● Data section
▼▼▼
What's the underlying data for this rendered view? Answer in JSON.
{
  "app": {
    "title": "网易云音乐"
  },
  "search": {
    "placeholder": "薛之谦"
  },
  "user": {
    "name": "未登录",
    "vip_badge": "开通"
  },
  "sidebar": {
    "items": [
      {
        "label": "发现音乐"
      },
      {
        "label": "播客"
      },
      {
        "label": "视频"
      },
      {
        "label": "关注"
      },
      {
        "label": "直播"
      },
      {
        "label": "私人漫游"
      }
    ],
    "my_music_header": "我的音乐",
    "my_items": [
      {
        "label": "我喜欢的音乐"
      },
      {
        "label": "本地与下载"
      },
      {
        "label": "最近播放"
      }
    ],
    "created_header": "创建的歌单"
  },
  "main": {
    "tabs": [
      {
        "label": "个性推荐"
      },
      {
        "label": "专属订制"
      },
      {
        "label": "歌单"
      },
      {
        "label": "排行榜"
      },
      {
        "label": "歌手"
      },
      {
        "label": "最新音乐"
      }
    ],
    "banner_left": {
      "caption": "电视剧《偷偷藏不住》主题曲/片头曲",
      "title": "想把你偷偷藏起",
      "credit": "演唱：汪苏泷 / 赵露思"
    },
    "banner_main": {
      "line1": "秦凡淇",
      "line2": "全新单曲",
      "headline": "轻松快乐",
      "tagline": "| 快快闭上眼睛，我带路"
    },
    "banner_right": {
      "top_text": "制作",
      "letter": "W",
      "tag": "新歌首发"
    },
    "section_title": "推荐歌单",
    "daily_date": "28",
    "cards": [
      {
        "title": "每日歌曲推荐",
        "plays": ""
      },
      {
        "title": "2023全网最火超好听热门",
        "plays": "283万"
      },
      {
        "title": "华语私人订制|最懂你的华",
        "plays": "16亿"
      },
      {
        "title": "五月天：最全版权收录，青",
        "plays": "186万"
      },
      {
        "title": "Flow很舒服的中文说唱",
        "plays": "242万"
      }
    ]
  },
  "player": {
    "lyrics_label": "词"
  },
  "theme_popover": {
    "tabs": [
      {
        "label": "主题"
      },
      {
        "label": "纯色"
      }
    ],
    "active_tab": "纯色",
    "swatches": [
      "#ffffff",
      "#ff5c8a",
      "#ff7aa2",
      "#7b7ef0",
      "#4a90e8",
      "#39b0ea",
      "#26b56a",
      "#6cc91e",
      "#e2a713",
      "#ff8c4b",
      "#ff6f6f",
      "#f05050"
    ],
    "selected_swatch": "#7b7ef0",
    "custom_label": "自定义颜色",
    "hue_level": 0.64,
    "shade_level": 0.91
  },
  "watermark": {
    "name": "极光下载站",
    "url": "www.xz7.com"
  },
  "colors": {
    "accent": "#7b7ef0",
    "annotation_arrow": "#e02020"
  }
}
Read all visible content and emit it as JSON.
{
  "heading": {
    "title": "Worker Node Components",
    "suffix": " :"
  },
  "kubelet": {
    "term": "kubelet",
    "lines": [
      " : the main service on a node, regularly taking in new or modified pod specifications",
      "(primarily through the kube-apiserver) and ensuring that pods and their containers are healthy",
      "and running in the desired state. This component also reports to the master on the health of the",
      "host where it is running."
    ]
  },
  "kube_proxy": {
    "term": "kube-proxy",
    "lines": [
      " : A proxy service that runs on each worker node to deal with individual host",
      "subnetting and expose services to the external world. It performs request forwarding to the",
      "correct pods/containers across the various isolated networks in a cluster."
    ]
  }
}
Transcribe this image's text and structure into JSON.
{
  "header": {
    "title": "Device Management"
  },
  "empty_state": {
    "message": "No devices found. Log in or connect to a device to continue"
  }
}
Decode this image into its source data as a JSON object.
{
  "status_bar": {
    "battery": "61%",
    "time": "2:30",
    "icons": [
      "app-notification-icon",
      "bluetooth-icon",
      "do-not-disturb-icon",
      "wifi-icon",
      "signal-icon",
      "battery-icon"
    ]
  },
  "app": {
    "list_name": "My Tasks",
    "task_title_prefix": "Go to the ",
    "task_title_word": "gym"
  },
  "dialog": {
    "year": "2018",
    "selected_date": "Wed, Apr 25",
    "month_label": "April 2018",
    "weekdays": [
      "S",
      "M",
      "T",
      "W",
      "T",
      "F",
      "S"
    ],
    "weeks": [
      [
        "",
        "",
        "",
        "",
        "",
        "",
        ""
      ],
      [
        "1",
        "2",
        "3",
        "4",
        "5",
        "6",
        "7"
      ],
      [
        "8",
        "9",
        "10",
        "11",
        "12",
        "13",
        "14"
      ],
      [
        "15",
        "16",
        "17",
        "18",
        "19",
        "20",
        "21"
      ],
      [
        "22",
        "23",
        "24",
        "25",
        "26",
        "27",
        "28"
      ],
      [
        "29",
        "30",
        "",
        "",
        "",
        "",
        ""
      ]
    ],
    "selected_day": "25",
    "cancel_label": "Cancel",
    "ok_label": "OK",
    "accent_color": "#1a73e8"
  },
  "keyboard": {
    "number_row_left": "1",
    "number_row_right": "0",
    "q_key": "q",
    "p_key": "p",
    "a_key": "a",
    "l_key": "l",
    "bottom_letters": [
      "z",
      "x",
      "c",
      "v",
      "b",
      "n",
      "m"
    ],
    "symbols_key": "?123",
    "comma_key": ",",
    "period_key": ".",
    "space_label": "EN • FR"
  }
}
▲▲▲
● Requirements
Nothing should be changed: write out all of the data as is.

● Exercise response
What's the underlying data for this rendered view? Answer in JSON.
{
  "app": {
    "title": "网易云音乐"
  },
  "search": {
    "placeholder": "薛之谦"
  },
  "user": {
    "name": "未登录",
    "vip_badge": "开通"
  },
  "sidebar": {
    "items": [
      {
        "label": "发现音乐"
      },
      {
        "label": "播客"
      },
      {
        "label": "视频"
      },
      {
        "label": "关注"
      },
      {
        "label": "直播"
      },
      {
        "label": "私人漫游"
      }
    ],
    "my_music_header": "我的音乐",
    "my_items": [
      {
        "label": "我喜欢的音乐"
      },
      {
        "label": "本地与下载"
      },
      {
        "label": "最近播放"
      }
    ],
    "created_header": "创建的歌单"
  },
  "main": {
    "tabs": [
      {
        "label": "个性推荐"
      },
      {
        "label": "专属订制"
      },
      {
        "label": "歌单"
      },
      {
        "label": "排行榜"
      },
      {
        "label": "歌手"
      },
      {
        "label": "最新音乐"
      }
    ],
    "banner_left": {
      "caption": "电视剧《偷偷藏不住》主题曲/片头曲",
      "title": "想把你偷偷藏起",
      "credit": "演唱：汪苏泷 / 赵露思"
    },
    "banner_main": {
      "line1": "秦凡淇",
      "line2": "全新单曲",
      "headline": "轻松快乐",
      "tagline": "| 快快闭上眼睛，我带路"
    },
    "banner_right": {
      "top_text": "制作",
      "letter": "W",
      "tag": "新歌首发"
    },
    "section_title": "推荐歌单",
    "daily_date": "28",
    "cards": [
      {
        "title": "每日歌曲推荐",
        "plays": ""
      },
      {
        "title": "2023全网最火超好听热门",
        "plays": "283万"
      },
      {
        "title": "华语私人订制|最懂你的华",
        "plays": "16亿"
      },
      {
        "title": "五月天：最全版权收录，青",
        "plays": "186万"
      },
      {
        "title": "Flow很舒服的中文说唱",
        "plays": "242万"
      }
    ]
  },
  "player": {
    "lyrics_label": "词"
  },
  "theme_popover": {
    "tabs": [
      {
        "label": "主题"
      },
      {
        "label": "纯色"
      }
    ],
    "active_tab": "纯色",
    "swatches": [
      "#ffffff",
      "#ff5c8a",
      "#ff7aa2",
      "#7b7ef0",
      "#4a90e8",
      "#39b0ea",
      "#26b56a",
      "#6cc91e",
      "#e2a713",
      "#ff8c4b",
      "#ff6f6f",
      "#f05050"
    ],
    "selected_swatch": "#7b7ef0",
    "custom_label": "自定义颜色",
    "hue_level": 0.64,
    "shade_level": 0.91
  },
  "watermark": {
    "name": "极光下载站",
    "url": "www.xz7.com"
  },
  "colors": {
    "accent": "#7b7ef0",
    "annotation_arrow": "#e02020"
  }
}
Read all visible content and emit it as JSON.
{
  "heading": {
    "title": "Worker Node Components",
    "suffix": " :"
  },
  "kubelet": {
    "term": "kubelet",
    "lines": [
      " : the main service on a node, regularly taking in new or modified pod specifications",
      "(primarily through the kube-apiserver) and ensuring that pods and their containers are healthy",
      "and running in the desired state. This component also reports to the master on the health of the",
      "host where it is running."
    ]
  },
  "kube_proxy": {
    "term": "kube-proxy",
    "lines": [
      " : A proxy service that runs on each worker node to deal with individual host",
      "subnetting and expose services to the external world. It performs request forwarding to the",
      "correct pods/containers across the various isolated networks in a cluster."
    ]
  }
}
Transcribe this image's text and structure into JSON.
{
  "header": {
    "title": "Device Management"
  },
  "empty_state": {
    "message": "No devices found. Log in or connect to a device to continue"
  }
}
Decode this image into its source data as a JSON object.
{
  "status_bar": {
    "battery": "61%",
    "time": "2:30",
    "icons": [
      "app-notification-icon",
      "bluetooth-icon",
      "do-not-disturb-icon",
      "wifi-icon",
      "signal-icon",
      "battery-icon"
    ]
  },
  "app": {
    "list_name": "My Tasks",
    "task_title_prefix": "Go to the ",
    "task_title_word": "gym"
  },
  "dialog": {
    "year": "2018",
    "selected_date": "Wed, Apr 25",
    "month_label": "April 2018",
    "weekdays": [
      "S",
      "M",
      "T",
      "W",
      "T",
      "F",
      "S"
    ],
    "weeks": [
      [
        "",
        "",
        "",
        "",
        "",
        "",
        ""
      ],
      [
        "1",
        "2",
        "3",
        "4",
        "5",
        "6",
        "7"
      ],
      [
        "8",
        "9",
        "10",
        "11",
        "12",
        "13",
        "14"
      ],
      [
        "15",
        "16",
        "17",
        "18",
        "19",
        "20",
        "21"
      ],
      [
        "22",
        "23",
        "24",
        "25",
        "26",
        "27",
        "28"
      ],
      [
        "29",
        "30",
        "",
        "",
        "",
        "",
        ""
      ]
    ],
    "selected_day": "25",
    "cancel_label": "Cancel",
    "ok_label": "OK",
    "accent_color": "#1a73e8"
  },
  "keyboard": {
    "number_row_left": "1",
    "number_row_right": "0",
    "q_key": "q",
    "p_key": "p",
    "a_key": "a",
    "l_key": "l",
    "bottom_letters": [
      "z",
      "x",
      "c",
      "v",
      "b",
      "n",
      "m"
    ],
    "symbols_key": "?123",
    "comma_key": ",",
    "period_key": ".",
    "space_label": "EN • FR"
  }
}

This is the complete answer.